Set problem -
Note how many lines include the word "What", and give that number by itself.

Records for this exercise -
□ □ □

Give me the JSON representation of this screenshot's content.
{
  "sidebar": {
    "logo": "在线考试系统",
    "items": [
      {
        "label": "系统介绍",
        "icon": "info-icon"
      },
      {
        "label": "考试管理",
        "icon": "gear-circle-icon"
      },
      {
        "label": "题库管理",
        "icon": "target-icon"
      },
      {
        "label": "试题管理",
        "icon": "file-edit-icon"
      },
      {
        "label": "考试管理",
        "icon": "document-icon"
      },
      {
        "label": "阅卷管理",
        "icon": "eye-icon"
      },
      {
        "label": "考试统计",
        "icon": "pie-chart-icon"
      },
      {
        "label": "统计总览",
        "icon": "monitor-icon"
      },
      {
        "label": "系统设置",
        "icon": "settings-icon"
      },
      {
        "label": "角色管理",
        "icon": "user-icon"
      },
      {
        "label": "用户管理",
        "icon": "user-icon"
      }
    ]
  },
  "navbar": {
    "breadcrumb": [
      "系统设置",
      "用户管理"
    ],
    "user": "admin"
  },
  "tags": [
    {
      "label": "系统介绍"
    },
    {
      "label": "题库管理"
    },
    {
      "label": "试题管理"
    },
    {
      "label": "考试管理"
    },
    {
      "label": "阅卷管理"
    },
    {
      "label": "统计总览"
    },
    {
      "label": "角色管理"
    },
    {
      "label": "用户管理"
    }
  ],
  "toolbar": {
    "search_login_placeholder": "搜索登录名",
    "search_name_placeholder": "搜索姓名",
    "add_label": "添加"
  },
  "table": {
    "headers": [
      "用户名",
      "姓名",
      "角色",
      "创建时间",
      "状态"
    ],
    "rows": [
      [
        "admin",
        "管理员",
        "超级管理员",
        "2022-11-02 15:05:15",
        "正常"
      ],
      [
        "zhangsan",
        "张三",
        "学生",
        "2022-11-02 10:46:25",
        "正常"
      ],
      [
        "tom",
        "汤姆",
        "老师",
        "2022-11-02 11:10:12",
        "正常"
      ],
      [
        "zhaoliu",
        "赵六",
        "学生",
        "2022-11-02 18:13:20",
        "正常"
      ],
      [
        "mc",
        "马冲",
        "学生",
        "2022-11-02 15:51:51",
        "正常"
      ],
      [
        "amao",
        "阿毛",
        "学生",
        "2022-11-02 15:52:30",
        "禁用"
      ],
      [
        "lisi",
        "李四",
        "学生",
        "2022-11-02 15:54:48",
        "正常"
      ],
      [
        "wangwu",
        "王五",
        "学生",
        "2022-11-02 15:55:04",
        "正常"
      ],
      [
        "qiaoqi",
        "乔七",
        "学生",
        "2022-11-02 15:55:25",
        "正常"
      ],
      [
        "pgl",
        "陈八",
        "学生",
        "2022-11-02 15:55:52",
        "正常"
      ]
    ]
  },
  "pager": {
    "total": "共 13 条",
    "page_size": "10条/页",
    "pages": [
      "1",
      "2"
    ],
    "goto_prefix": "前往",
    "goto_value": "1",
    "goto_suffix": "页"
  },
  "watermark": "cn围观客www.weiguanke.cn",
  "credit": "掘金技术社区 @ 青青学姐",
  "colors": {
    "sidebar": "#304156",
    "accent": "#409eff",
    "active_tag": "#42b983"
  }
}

□ □ □

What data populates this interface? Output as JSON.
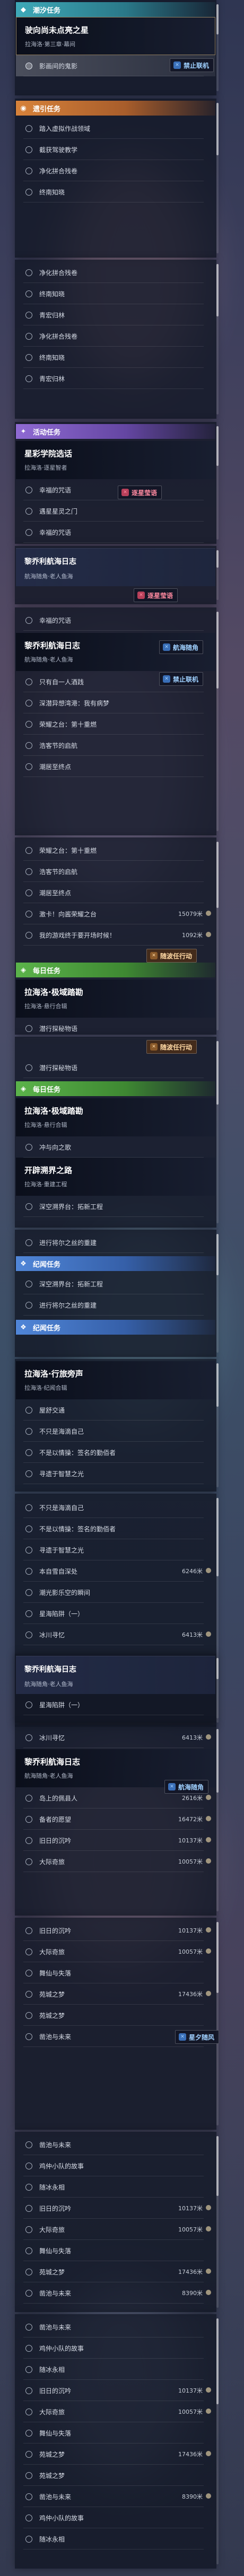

□ □ □

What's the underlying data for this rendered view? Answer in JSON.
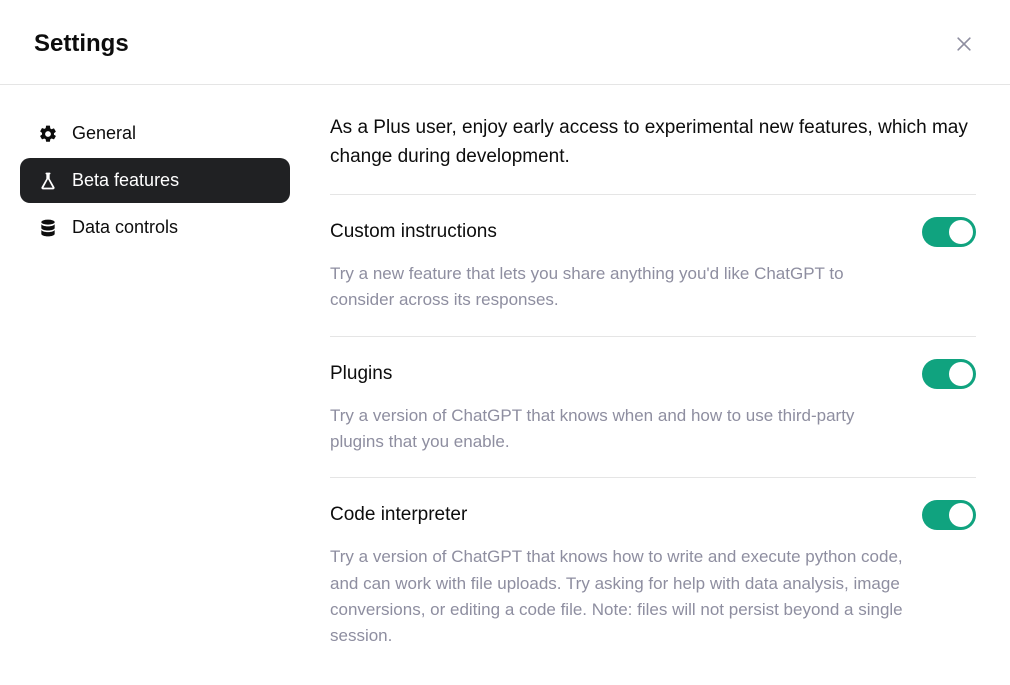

□ □ □

Finished task -
2